*Your objective:* Copy out each line of the listing that has the word "only" in it.

======== Data supplied ========

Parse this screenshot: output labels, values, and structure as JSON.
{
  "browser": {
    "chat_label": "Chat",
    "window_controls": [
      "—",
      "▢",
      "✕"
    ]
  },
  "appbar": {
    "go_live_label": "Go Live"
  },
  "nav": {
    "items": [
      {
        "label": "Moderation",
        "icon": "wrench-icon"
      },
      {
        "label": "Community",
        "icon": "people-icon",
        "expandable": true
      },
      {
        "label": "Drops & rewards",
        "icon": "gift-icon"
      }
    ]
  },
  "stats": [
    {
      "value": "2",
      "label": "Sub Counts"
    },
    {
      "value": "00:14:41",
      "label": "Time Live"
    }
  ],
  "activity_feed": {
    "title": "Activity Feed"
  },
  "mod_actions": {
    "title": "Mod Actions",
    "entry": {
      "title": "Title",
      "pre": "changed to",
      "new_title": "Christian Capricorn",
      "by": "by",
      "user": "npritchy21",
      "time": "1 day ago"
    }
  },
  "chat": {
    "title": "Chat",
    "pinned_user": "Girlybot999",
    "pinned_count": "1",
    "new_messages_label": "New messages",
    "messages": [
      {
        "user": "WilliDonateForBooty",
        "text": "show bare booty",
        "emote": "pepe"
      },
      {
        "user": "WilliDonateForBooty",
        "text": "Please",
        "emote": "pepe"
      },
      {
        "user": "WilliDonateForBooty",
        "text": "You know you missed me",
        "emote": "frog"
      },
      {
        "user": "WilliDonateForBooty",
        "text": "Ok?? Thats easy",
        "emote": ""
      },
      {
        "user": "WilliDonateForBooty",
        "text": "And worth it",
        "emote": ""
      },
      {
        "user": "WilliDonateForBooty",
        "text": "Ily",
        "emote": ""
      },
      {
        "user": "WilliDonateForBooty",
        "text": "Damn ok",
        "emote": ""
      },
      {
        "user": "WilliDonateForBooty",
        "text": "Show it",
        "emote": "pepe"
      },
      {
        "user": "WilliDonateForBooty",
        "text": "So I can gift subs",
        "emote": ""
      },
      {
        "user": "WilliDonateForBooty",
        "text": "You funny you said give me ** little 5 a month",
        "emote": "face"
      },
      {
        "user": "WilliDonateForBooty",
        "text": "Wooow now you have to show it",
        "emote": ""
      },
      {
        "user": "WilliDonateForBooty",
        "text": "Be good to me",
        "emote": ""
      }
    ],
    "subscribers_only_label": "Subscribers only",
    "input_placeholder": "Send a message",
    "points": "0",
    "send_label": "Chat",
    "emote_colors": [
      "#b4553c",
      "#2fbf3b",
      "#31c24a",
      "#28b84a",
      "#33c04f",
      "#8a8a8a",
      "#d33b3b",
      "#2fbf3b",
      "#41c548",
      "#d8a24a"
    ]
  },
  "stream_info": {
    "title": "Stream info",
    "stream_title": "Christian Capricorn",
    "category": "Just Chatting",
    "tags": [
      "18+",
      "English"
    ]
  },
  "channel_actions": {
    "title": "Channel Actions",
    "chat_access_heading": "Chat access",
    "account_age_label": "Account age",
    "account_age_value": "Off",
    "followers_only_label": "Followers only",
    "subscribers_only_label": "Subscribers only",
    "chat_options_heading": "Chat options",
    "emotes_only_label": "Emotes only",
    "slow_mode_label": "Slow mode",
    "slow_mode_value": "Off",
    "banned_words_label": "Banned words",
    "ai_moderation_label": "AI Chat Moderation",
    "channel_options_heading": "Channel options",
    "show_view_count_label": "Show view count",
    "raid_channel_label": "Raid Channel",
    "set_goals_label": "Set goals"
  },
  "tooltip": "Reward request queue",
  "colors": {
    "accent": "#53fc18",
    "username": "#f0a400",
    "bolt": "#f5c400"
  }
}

========

*Exercise response:*
    "subscribers_only_label": "Subscribers only",
    "followers_only_label": "Followers only",
    "subscribers_only_label": "Subscribers only",
    "emotes_only_label": "Emotes only",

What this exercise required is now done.